_THE EXERCISE_.
Present the following data again exactly as it is shown.
===== DATASET RECORDS =====
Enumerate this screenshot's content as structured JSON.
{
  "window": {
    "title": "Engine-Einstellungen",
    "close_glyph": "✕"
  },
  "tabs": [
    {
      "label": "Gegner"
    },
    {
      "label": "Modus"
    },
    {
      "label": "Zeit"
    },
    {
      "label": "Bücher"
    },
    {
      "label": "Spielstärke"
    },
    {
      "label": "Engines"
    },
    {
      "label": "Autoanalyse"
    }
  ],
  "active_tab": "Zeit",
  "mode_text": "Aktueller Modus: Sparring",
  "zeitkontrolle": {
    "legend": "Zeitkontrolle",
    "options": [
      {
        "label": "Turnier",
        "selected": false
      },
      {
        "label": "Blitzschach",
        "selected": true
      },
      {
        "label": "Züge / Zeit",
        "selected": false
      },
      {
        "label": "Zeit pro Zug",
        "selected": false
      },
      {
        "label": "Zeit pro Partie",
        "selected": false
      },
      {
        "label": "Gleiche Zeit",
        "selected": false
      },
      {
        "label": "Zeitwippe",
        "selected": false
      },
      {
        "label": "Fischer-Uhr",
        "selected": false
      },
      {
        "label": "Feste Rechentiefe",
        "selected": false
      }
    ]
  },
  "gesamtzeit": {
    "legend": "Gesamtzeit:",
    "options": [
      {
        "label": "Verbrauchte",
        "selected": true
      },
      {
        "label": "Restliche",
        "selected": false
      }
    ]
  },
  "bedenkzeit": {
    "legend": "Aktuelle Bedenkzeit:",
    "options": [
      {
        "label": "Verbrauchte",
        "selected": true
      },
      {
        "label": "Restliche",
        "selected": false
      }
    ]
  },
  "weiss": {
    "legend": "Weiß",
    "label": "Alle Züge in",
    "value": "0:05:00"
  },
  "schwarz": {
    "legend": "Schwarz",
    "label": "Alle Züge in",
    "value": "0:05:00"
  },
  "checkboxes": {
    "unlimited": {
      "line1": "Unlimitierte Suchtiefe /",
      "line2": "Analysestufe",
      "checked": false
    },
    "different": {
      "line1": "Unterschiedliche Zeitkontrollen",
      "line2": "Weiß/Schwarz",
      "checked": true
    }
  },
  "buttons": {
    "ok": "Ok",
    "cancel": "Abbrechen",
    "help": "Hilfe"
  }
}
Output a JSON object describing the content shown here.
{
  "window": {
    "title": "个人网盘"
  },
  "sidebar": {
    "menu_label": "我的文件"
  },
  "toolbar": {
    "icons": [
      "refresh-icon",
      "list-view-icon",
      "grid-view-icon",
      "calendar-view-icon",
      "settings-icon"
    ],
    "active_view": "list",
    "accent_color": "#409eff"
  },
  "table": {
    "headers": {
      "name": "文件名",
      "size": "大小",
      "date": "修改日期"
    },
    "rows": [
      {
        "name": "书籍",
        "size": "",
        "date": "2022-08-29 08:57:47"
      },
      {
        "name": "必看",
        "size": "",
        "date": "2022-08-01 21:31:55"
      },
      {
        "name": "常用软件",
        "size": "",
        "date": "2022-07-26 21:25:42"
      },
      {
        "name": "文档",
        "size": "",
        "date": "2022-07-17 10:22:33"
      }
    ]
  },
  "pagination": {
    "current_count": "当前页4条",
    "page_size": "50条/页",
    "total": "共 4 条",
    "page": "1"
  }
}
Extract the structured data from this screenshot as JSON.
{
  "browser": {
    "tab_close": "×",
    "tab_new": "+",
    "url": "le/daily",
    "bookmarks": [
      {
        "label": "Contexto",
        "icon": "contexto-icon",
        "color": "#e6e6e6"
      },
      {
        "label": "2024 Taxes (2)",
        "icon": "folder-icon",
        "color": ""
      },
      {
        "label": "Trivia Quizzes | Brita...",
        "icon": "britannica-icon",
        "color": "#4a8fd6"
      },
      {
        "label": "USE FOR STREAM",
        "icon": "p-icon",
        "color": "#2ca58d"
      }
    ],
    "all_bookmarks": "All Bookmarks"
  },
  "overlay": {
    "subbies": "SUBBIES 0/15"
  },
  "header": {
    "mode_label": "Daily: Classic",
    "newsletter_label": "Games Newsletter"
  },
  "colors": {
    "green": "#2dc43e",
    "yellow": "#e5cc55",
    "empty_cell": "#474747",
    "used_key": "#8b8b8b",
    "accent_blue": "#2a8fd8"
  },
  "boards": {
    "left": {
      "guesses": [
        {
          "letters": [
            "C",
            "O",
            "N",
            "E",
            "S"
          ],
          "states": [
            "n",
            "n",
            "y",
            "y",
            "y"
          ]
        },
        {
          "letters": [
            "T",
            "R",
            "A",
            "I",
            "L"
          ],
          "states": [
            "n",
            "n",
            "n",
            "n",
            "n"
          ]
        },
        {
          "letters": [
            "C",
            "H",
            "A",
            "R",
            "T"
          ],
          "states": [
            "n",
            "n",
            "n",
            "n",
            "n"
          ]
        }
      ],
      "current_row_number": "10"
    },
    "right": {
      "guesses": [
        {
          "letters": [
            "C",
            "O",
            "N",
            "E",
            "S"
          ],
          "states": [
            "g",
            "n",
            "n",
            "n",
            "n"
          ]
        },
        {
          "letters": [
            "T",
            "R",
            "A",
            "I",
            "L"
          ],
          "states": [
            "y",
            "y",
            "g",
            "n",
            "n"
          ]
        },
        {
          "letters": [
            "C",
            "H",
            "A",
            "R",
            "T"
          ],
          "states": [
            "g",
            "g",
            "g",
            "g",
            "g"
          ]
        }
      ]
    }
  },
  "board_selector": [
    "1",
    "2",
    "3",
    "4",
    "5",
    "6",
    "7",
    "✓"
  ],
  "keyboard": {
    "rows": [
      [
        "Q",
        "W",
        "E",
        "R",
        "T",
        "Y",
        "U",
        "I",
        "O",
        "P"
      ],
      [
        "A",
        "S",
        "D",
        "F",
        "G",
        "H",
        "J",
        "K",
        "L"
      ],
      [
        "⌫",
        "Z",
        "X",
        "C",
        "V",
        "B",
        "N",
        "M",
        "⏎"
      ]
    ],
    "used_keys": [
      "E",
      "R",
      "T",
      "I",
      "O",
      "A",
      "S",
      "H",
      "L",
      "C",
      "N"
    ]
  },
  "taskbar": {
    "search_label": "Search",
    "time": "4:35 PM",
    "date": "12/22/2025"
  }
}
=====
_REPLY_.
Enumerate this screenshot's content as structured JSON.
{
  "window": {
    "title": "Engine-Einstellungen",
    "close_glyph": "✕"
  },
  "tabs": [
    {
      "label": "Gegner"
    },
    {
      "label": "Modus"
    },
    {
      "label": "Zeit"
    },
    {
      "label": "Bücher"
    },
    {
      "label": "Spielstärke"
    },
    {
      "label": "Engines"
    },
    {
      "label": "Autoanalyse"
    }
  ],
  "active_tab": "Zeit",
  "mode_text": "Aktueller Modus: Sparring",
  "zeitkontrolle": {
    "legend": "Zeitkontrolle",
    "options": [
      {
        "label": "Turnier",
        "selected": false
      },
      {
        "label": "Blitzschach",
        "selected": true
      },
      {
        "label": "Züge / Zeit",
        "selected": false
      },
      {
        "label": "Zeit pro Zug",
        "selected": false
      },
      {
        "label": "Zeit pro Partie",
        "selected": false
      },
      {
        "label": "Gleiche Zeit",
        "selected": false
      },
      {
        "label": "Zeitwippe",
        "selected": false
      },
      {
        "label": "Fischer-Uhr",
        "selected": false
      },
      {
        "label": "Feste Rechentiefe",
        "selected": false
      }
    ]
  },
  "gesamtzeit": {
    "legend": "Gesamtzeit:",
    "options": [
      {
        "label": "Verbrauchte",
        "selected": true
      },
      {
        "label": "Restliche",
        "selected": false
      }
    ]
  },
  "bedenkzeit": {
    "legend": "Aktuelle Bedenkzeit:",
    "options": [
      {
        "label": "Verbrauchte",
        "selected": true
      },
      {
        "label": "Restliche",
        "selected": false
      }
    ]
  },
  "weiss": {
    "legend": "Weiß",
    "label": "Alle Züge in",
    "value": "0:05:00"
  },
  "schwarz": {
    "legend": "Schwarz",
    "label": "Alle Züge in",
    "value": "0:05:00"
  },
  "checkboxes": {
    "unlimited": {
      "line1": "Unlimitierte Suchtiefe /",
      "line2": "Analysestufe",
      "checked": false
    },
    "different": {
      "line1": "Unterschiedliche Zeitkontrollen",
      "line2": "Weiß/Schwarz",
      "checked": true
    }
  },
  "buttons": {
    "ok": "Ok",
    "cancel": "Abbrechen",
    "help": "Hilfe"
  }
}
Output a JSON object describing the content shown here.
{
  "window": {
    "title": "个人网盘"
  },
  "sidebar": {
    "menu_label": "我的文件"
  },
  "toolbar": {
    "icons": [
      "refresh-icon",
      "list-view-icon",
      "grid-view-icon",
      "calendar-view-icon",
      "settings-icon"
    ],
    "active_view": "list",
    "accent_color": "#409eff"
  },
  "table": {
    "headers": {
      "name": "文件名",
      "size": "大小",
      "date": "修改日期"
    },
    "rows": [
      {
        "name": "书籍",
        "size": "",
        "date": "2022-08-29 08:57:47"
      },
      {
        "name": "必看",
        "size": "",
        "date": "2022-08-01 21:31:55"
      },
      {
        "name": "常用软件",
        "size": "",
        "date": "2022-07-26 21:25:42"
      },
      {
        "name": "文档",
        "size": "",
        "date": "2022-07-17 10:22:33"
      }
    ]
  },
  "pagination": {
    "current_count": "当前页4条",
    "page_size": "50条/页",
    "total": "共 4 条",
    "page": "1"
  }
}
Extract the structured data from this screenshot as JSON.
{
  "browser": {
    "tab_close": "×",
    "tab_new": "+",
    "url": "le/daily",
    "bookmarks": [
      {
        "label": "Contexto",
        "icon": "contexto-icon",
        "color": "#e6e6e6"
      },
      {
        "label": "2024 Taxes (2)",
        "icon": "folder-icon",
        "color": ""
      },
      {
        "label": "Trivia Quizzes | Brita...",
        "icon": "britannica-icon",
        "color": "#4a8fd6"
      },
      {
        "label": "USE FOR STREAM",
        "icon": "p-icon",
        "color": "#2ca58d"
      }
    ],
    "all_bookmarks": "All Bookmarks"
  },
  "overlay": {
    "subbies": "SUBBIES 0/15"
  },
  "header": {
    "mode_label": "Daily: Classic",
    "newsletter_label": "Games Newsletter"
  },
  "colors": {
    "green": "#2dc43e",
    "yellow": "#e5cc55",
    "empty_cell": "#474747",
    "used_key": "#8b8b8b",
    "accent_blue": "#2a8fd8"
  },
  "boards": {
    "left": {
      "guesses": [
        {
          "letters": [
            "C",
            "O",
            "N",
            "E",
            "S"
          ],
          "states": [
            "n",
            "n",
            "y",
            "y",
            "y"
          ]
        },
        {
          "letters": [
            "T",
            "R",
            "A",
            "I",
            "L"
          ],
          "states": [
            "n",
            "n",
            "n",
            "n",
            "n"
          ]
        },
        {
          "letters": [
            "C",
            "H",
            "A",
            "R",
            "T"
          ],
          "states": [
            "n",
            "n",
            "n",
            "n",
            "n"
          ]
        }
      ],
      "current_row_number": "10"
    },
    "right": {
      "guesses": [
        {
          "letters": [
            "C",
            "O",
            "N",
            "E",
            "S"
          ],
          "states": [
            "g",
            "n",
            "n",
            "n",
            "n"
          ]
        },
        {
          "letters": [
            "T",
            "R",
            "A",
            "I",
            "L"
          ],
          "states": [
            "y",
            "y",
            "g",
            "n",
            "n"
          ]
        },
        {
          "letters": [
            "C",
            "H",
            "A",
            "R",
            "T"
          ],
          "states": [
            "g",
            "g",
            "g",
            "g",
            "g"
          ]
        }
      ]
    }
  },
  "board_selector": [
    "1",
    "2",
    "3",
    "4",
    "5",
    "6",
    "7",
    "✓"
  ],
  "keyboard": {
    "rows": [
      [
        "Q",
        "W",
        "E",
        "R",
        "T",
        "Y",
        "U",
        "I",
        "O",
        "P"
      ],
      [
        "A",
        "S",
        "D",
        "F",
        "G",
        "H",
        "J",
        "K",
        "L"
      ],
      [
        "⌫",
        "Z",
        "X",
        "C",
        "V",
        "B",
        "N",
        "M",
        "⏎"
      ]
    ],
    "used_keys": [
      "E",
      "R",
      "T",
      "I",
      "O",
      "A",
      "S",
      "H",
      "L",
      "C",
      "N"
    ]
  },
  "taskbar": {
    "search_label": "Search",
    "time": "4:35 PM",
    "date": "12/22/2025"
  }
}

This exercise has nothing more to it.